(Dataset items)

* start *

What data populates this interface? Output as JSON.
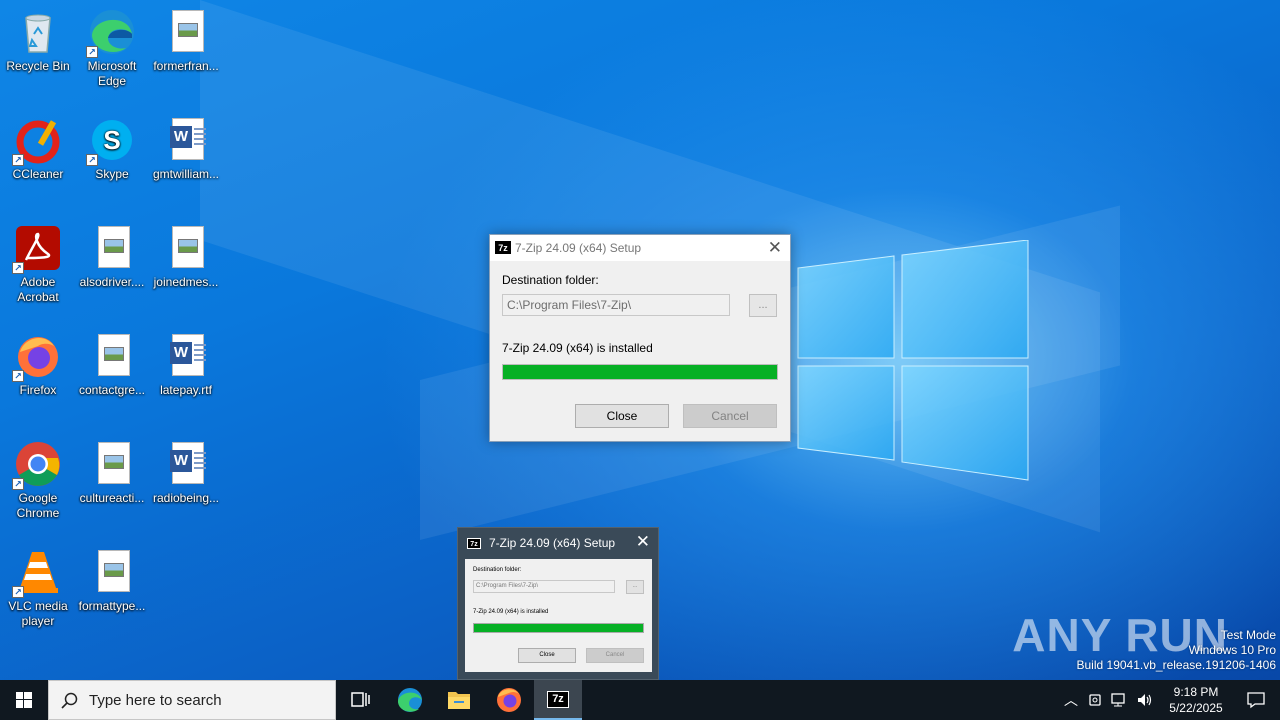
{
  "desktop": {
    "icons": [
      {
        "label": "Recycle Bin"
      },
      {
        "label": "Microsoft Edge"
      },
      {
        "label": "formerfran..."
      },
      {
        "label": "CCleaner"
      },
      {
        "label": "Skype"
      },
      {
        "label": "gmtwilliam..."
      },
      {
        "label": "Adobe Acrobat"
      },
      {
        "label": "alsodriver...."
      },
      {
        "label": "joinedmes..."
      },
      {
        "label": "Firefox"
      },
      {
        "label": "contactgre..."
      },
      {
        "label": "latepay.rtf"
      },
      {
        "label": "Google Chrome"
      },
      {
        "label": "cultureacti..."
      },
      {
        "label": "radiobeing..."
      },
      {
        "label": "VLC media player"
      },
      {
        "label": "formattype..."
      }
    ]
  },
  "setup_dialog": {
    "icon_text": "7z",
    "title": "7-Zip 24.09 (x64) Setup",
    "destination_label": "Destination folder:",
    "destination_value": "C:\\Program Files\\7-Zip\\",
    "browse_label": "...",
    "status": "7-Zip 24.09 (x64) is installed",
    "progress_percent": 100,
    "close_label": "Close",
    "cancel_label": "Cancel"
  },
  "thumbnail": {
    "icon_text": "7z",
    "title": "7-Zip 24.09 (x64) Setup",
    "destination_label": "Destination folder:",
    "destination_value": "C:\\Program Files\\7-Zip\\",
    "browse_label": "...",
    "status": "7-Zip 24.09 (x64) is installed",
    "close_label": "Close",
    "cancel_label": "Cancel"
  },
  "watermark": {
    "logo": "ANY RUN",
    "mode": "Test Mode",
    "edition": "Windows 10 Pro",
    "build": "Build 19041.vb_release.191206-1406"
  },
  "taskbar": {
    "search_placeholder": "Type here to search",
    "active_app_icon": "7z",
    "time": "9:18 PM",
    "date": "5/22/2025"
  },
  "colors": {
    "progress": "#06b025",
    "taskbar": "#101820",
    "accent": "#0078d7"
  }
}
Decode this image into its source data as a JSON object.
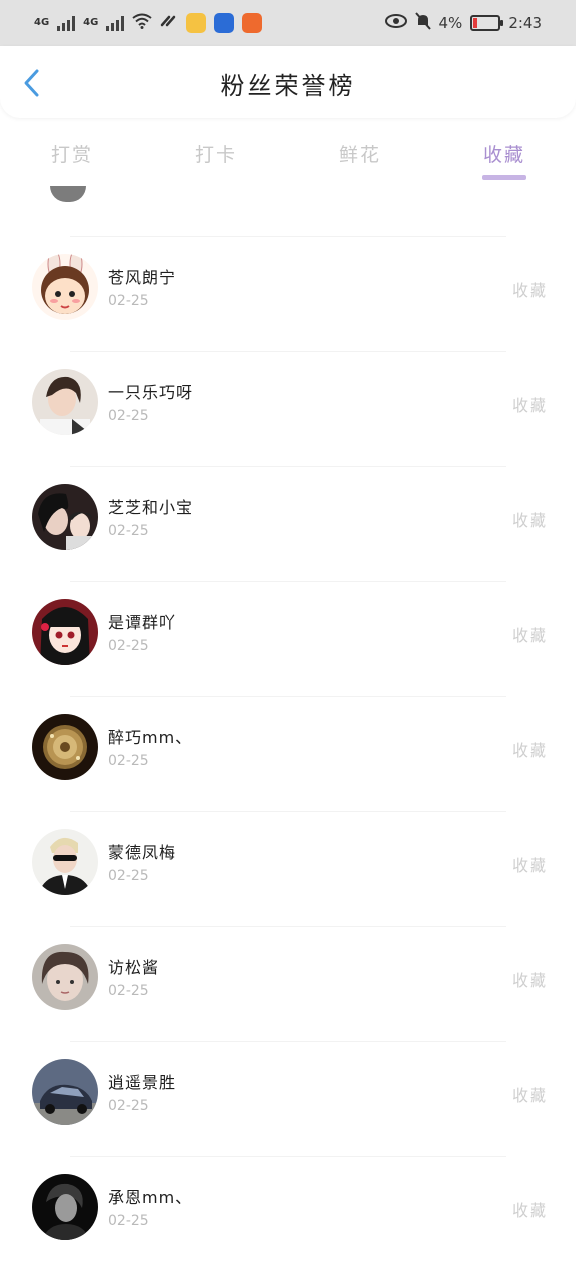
{
  "status_bar": {
    "net1": "4G",
    "net2": "4G",
    "battery_percent": "4%",
    "time": "2:43"
  },
  "header": {
    "title": "粉丝荣誉榜"
  },
  "tabs": [
    {
      "label": "打赏"
    },
    {
      "label": "打卡"
    },
    {
      "label": "鲜花"
    },
    {
      "label": "收藏"
    }
  ],
  "active_tab": "收藏",
  "rows": [
    {
      "name": "苍风朗宁",
      "date": "02-25",
      "action": "收藏"
    },
    {
      "name": "一只乐巧呀",
      "date": "02-25",
      "action": "收藏"
    },
    {
      "name": "芝芝和小宝",
      "date": "02-25",
      "action": "收藏"
    },
    {
      "name": "是谭群吖",
      "date": "02-25",
      "action": "收藏"
    },
    {
      "name": "醉巧mm、",
      "date": "02-25",
      "action": "收藏"
    },
    {
      "name": "蒙德凤梅",
      "date": "02-25",
      "action": "收藏"
    },
    {
      "name": "访松酱",
      "date": "02-25",
      "action": "收藏"
    },
    {
      "name": "逍遥景胜",
      "date": "02-25",
      "action": "收藏"
    },
    {
      "name": "承恩mm、",
      "date": "02-25",
      "action": "收藏"
    }
  ],
  "colors": {
    "accent": "#a98fd0",
    "back": "#4a9be0"
  }
}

* end *

## What to produce
Please retype the entries above word for word, but only from the line containing "Decode this image" through the last line, and without the pictures.

## Expected answer
Decode this image into its source data as a JSON object.
{
  "status_bar": {
    "net1": "4G",
    "net2": "4G",
    "battery_percent": "4%",
    "time": "2:43"
  },
  "header": {
    "title": "粉丝荣誉榜"
  },
  "tabs": [
    {
      "label": "打赏"
    },
    {
      "label": "打卡"
    },
    {
      "label": "鲜花"
    },
    {
      "label": "收藏"
    }
  ],
  "active_tab": "收藏",
  "rows": [
    {
      "name": "苍风朗宁",
      "date": "02-25",
      "action": "收藏"
    },
    {
      "name": "一只乐巧呀",
      "date": "02-25",
      "action": "收藏"
    },
    {
      "name": "芝芝和小宝",
      "date": "02-25",
      "action": "收藏"
    },
    {
      "name": "是谭群吖",
      "date": "02-25",
      "action": "收藏"
    },
    {
      "name": "醉巧mm、",
      "date": "02-25",
      "action": "收藏"
    },
    {
      "name": "蒙德凤梅",
      "date": "02-25",
      "action": "收藏"
    },
    {
      "name": "访松酱",
      "date": "02-25",
      "action": "收藏"
    },
    {
      "name": "逍遥景胜",
      "date": "02-25",
      "action": "收藏"
    },
    {
      "name": "承恩mm、",
      "date": "02-25",
      "action": "收藏"
    }
  ],
  "colors": {
    "accent": "#a98fd0",
    "back": "#4a9be0"
  }
}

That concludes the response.